Dataset records on visual material
_____
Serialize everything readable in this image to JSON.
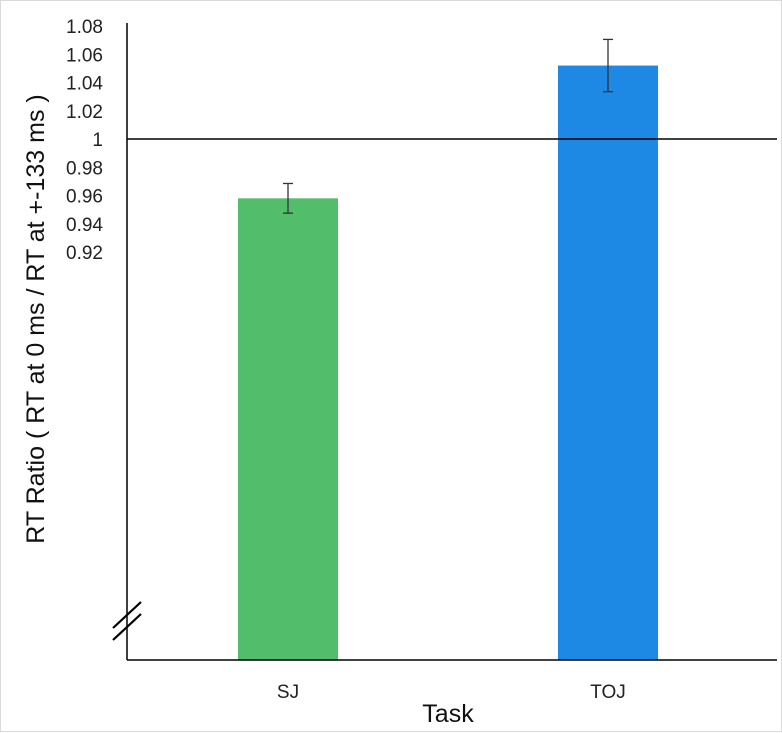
{
  "chart_data": {
    "type": "bar",
    "title": "",
    "xlabel": "Task",
    "ylabel": "RT Ratio ( RT at 0 ms / RT at +-133 ms )",
    "categories": [
      "SJ",
      "TOJ"
    ],
    "values": [
      0.958,
      1.052
    ],
    "error": [
      0.0105,
      0.0185
    ],
    "colors": [
      "#52BE6C",
      "#1E88E5"
    ],
    "ylim": [
      0.9,
      1.08
    ],
    "yticks": [
      0.92,
      0.94,
      0.96,
      0.98,
      1.0,
      1.02,
      1.04,
      1.06,
      1.08
    ],
    "ytick_labels": [
      "0.92",
      "0.94",
      "0.96",
      "0.98",
      "1",
      "1.02",
      "1.04",
      "1.06",
      "1.08"
    ],
    "reference_line": 1.0,
    "axis_break": true,
    "grid": false,
    "legend": "none"
  }
}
_____
Skip the pictures and transcribe the rest of the records exactly.

Solution for this exercise:
Serialize everything readable in this image to JSON.
{
  "chart_data": {
    "type": "bar",
    "title": "",
    "xlabel": "Task",
    "ylabel": "RT Ratio ( RT at 0 ms / RT at +-133 ms )",
    "categories": [
      "SJ",
      "TOJ"
    ],
    "values": [
      0.958,
      1.052
    ],
    "error": [
      0.0105,
      0.0185
    ],
    "colors": [
      "#52BE6C",
      "#1E88E5"
    ],
    "ylim": [
      0.9,
      1.08
    ],
    "yticks": [
      0.92,
      0.94,
      0.96,
      0.98,
      1.0,
      1.02,
      1.04,
      1.06,
      1.08
    ],
    "ytick_labels": [
      "0.92",
      "0.94",
      "0.96",
      "0.98",
      "1",
      "1.02",
      "1.04",
      "1.06",
      "1.08"
    ],
    "reference_line": 1.0,
    "axis_break": true,
    "grid": false,
    "legend": "none"
  }
}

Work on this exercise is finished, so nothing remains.